■ Problem description:
Output the entries verbatim, including every line.

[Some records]
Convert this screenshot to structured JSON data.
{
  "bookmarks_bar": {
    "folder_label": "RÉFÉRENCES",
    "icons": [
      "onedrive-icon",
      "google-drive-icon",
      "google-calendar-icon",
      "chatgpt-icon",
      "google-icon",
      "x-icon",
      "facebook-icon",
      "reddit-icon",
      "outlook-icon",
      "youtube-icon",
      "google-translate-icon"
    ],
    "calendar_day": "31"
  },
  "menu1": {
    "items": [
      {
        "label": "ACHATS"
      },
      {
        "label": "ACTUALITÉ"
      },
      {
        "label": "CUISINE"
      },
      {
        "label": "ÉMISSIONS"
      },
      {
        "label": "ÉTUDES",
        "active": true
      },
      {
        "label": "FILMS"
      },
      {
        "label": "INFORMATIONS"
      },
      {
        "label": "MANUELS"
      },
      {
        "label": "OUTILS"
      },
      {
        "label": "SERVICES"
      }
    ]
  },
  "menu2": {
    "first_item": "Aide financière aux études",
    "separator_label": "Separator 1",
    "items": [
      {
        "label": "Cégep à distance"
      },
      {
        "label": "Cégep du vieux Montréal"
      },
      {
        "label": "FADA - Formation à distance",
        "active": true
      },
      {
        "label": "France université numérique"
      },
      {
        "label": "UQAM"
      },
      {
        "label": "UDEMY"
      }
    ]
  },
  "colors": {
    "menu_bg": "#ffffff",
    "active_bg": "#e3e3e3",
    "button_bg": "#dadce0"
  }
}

■ Task solution:
Convert this screenshot to structured JSON data.
{
  "bookmarks_bar": {
    "folder_label": "RÉFÉRENCES",
    "icons": [
      "onedrive-icon",
      "google-drive-icon",
      "google-calendar-icon",
      "chatgpt-icon",
      "google-icon",
      "x-icon",
      "facebook-icon",
      "reddit-icon",
      "outlook-icon",
      "youtube-icon",
      "google-translate-icon"
    ],
    "calendar_day": "31"
  },
  "menu1": {
    "items": [
      {
        "label": "ACHATS"
      },
      {
        "label": "ACTUALITÉ"
      },
      {
        "label": "CUISINE"
      },
      {
        "label": "ÉMISSIONS"
      },
      {
        "label": "ÉTUDES",
        "active": true
      },
      {
        "label": "FILMS"
      },
      {
        "label": "INFORMATIONS"
      },
      {
        "label": "MANUELS"
      },
      {
        "label": "OUTILS"
      },
      {
        "label": "SERVICES"
      }
    ]
  },
  "menu2": {
    "first_item": "Aide financière aux études",
    "separator_label": "Separator 1",
    "items": [
      {
        "label": "Cégep à distance"
      },
      {
        "label": "Cégep du vieux Montréal"
      },
      {
        "label": "FADA - Formation à distance",
        "active": true
      },
      {
        "label": "France université numérique"
      },
      {
        "label": "UQAM"
      },
      {
        "label": "UDEMY"
      }
    ]
  },
  "colors": {
    "menu_bg": "#ffffff",
    "active_bg": "#e3e3e3",
    "button_bg": "#dadce0"
  }
}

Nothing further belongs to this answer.